» AIM
Filter the records below for the word "here". Copy each line that holds it.

» RECORD SET
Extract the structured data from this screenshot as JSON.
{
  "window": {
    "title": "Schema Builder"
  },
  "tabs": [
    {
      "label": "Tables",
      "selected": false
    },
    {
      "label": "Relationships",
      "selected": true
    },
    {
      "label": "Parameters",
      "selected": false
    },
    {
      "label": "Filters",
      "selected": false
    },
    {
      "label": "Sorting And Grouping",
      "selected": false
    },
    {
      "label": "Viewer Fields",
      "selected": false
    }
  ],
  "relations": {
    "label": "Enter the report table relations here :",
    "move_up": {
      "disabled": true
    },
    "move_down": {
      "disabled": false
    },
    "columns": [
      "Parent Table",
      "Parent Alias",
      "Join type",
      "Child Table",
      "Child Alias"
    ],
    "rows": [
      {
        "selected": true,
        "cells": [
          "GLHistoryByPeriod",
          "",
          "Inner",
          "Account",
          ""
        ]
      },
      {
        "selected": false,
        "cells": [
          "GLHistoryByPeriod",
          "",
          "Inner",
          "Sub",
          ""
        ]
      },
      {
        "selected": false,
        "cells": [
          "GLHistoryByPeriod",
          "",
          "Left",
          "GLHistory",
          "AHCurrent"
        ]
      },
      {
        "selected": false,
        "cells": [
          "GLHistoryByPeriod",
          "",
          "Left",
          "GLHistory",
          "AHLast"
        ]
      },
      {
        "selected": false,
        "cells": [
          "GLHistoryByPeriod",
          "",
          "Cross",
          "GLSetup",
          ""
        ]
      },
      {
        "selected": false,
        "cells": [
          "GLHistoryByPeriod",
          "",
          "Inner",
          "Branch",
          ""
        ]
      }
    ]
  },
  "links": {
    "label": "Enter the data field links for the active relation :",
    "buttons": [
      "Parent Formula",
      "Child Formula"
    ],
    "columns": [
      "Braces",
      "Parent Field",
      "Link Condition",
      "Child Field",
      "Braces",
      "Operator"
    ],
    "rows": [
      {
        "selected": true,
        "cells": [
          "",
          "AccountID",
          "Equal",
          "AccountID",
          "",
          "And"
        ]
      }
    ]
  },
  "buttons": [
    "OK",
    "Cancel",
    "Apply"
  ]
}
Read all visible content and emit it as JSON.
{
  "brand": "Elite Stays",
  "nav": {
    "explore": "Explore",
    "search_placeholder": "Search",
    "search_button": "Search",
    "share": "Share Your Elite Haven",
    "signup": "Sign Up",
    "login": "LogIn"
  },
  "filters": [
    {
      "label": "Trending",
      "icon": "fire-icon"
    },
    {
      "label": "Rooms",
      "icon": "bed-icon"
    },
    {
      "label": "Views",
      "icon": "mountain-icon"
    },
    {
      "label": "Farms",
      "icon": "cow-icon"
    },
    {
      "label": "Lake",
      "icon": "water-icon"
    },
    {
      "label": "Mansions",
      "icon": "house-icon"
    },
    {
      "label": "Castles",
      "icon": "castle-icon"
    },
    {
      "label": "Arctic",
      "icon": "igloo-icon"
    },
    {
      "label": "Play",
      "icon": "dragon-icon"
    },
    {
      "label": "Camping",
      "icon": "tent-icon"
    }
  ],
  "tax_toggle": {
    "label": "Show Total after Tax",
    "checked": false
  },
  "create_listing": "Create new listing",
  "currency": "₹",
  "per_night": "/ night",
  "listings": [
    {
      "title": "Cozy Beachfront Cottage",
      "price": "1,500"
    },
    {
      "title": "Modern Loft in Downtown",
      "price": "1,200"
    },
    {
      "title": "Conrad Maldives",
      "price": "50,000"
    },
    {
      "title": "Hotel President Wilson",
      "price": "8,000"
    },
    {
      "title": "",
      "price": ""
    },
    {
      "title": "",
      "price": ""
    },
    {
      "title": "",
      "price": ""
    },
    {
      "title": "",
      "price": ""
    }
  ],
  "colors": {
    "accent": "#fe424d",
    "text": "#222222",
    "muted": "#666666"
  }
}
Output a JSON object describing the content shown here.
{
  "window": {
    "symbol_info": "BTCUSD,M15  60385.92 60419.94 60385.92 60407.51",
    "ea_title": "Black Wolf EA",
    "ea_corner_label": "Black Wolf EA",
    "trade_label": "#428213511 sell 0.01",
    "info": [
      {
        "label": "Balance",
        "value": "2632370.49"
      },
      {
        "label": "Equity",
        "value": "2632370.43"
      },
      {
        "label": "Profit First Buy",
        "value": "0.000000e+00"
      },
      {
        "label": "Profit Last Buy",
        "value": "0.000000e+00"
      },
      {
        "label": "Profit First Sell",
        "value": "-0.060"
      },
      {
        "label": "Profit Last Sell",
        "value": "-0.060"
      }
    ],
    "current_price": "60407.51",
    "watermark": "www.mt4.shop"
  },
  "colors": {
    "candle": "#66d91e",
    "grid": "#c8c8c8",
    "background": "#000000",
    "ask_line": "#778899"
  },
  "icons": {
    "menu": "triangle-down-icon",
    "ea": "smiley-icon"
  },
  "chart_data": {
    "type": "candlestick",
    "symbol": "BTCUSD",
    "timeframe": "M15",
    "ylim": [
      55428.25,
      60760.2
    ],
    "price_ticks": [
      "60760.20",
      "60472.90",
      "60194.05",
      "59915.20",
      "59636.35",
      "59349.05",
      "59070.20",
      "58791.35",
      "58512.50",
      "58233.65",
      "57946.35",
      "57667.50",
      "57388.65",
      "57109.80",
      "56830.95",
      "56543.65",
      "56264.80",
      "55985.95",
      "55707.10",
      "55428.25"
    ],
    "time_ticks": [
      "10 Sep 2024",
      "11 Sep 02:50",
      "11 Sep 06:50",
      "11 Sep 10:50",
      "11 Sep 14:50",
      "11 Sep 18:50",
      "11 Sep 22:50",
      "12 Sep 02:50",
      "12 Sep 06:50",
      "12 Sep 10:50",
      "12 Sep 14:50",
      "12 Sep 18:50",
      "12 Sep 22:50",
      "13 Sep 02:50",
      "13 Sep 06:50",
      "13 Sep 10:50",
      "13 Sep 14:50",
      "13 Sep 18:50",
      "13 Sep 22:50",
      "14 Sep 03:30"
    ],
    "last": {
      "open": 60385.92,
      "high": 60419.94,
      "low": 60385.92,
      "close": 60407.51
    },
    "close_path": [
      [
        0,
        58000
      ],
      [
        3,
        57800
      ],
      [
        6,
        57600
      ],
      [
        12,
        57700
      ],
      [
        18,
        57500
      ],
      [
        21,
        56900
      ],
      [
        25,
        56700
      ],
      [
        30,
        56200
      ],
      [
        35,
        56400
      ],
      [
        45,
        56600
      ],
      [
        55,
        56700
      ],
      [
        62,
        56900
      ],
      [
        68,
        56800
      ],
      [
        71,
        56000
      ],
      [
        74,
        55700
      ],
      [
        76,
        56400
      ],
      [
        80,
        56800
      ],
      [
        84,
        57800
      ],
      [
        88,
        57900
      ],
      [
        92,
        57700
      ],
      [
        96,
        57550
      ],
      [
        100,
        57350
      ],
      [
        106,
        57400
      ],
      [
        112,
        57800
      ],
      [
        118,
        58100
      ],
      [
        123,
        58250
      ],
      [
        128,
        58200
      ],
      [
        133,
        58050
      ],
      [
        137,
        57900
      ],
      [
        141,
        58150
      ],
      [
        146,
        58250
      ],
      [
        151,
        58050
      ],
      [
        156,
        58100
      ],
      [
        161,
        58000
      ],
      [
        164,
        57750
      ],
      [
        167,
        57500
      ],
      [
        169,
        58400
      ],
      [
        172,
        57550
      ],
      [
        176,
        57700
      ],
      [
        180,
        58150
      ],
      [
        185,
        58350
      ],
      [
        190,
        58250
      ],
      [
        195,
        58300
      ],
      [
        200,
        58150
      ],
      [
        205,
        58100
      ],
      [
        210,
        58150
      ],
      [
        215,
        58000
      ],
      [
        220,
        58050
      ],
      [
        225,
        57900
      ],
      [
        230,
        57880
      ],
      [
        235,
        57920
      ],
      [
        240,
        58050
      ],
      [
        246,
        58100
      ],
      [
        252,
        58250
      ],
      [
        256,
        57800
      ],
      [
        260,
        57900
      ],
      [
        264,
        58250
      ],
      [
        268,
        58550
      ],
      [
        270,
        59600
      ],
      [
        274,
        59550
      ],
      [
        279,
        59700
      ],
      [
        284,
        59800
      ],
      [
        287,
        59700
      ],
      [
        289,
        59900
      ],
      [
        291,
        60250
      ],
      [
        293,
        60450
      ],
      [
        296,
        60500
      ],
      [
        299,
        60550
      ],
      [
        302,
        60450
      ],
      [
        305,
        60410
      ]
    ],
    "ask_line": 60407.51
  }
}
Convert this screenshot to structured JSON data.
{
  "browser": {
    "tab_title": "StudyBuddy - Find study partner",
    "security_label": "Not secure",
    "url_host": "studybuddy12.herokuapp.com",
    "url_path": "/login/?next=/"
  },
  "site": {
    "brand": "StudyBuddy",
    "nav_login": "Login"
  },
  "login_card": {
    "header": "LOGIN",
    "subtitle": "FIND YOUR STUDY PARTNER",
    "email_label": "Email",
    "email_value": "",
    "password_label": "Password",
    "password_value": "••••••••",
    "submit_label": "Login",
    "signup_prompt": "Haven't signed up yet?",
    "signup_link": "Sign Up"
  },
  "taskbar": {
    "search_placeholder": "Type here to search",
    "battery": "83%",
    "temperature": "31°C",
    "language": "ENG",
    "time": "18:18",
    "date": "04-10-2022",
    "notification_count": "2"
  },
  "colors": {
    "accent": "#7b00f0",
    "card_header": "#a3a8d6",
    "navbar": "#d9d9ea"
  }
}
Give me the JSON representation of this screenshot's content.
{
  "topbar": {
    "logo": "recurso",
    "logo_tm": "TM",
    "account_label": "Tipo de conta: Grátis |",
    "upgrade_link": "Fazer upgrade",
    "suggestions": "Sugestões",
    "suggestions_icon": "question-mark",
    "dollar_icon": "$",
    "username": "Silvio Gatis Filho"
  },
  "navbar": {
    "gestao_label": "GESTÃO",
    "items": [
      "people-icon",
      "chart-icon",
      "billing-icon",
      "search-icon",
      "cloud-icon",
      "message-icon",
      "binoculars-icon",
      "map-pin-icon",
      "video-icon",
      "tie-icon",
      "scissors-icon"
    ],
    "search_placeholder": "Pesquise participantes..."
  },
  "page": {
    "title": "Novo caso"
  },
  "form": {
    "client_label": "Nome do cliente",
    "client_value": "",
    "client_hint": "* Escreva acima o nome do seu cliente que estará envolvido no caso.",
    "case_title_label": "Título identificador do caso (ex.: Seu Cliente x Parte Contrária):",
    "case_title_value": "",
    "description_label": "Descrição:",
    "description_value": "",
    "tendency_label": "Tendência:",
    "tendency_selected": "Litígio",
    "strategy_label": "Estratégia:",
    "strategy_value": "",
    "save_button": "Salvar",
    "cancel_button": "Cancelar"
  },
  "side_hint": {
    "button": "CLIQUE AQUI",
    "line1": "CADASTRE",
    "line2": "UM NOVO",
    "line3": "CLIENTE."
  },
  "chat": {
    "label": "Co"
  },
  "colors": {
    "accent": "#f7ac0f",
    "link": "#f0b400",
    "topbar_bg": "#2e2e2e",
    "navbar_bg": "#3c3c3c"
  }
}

» RESULT FOR THIS TASK
    "label": "Enter the report table relations here :",
Output a JSON object describing the content shown here.
    "search_placeholder": "Type here to search",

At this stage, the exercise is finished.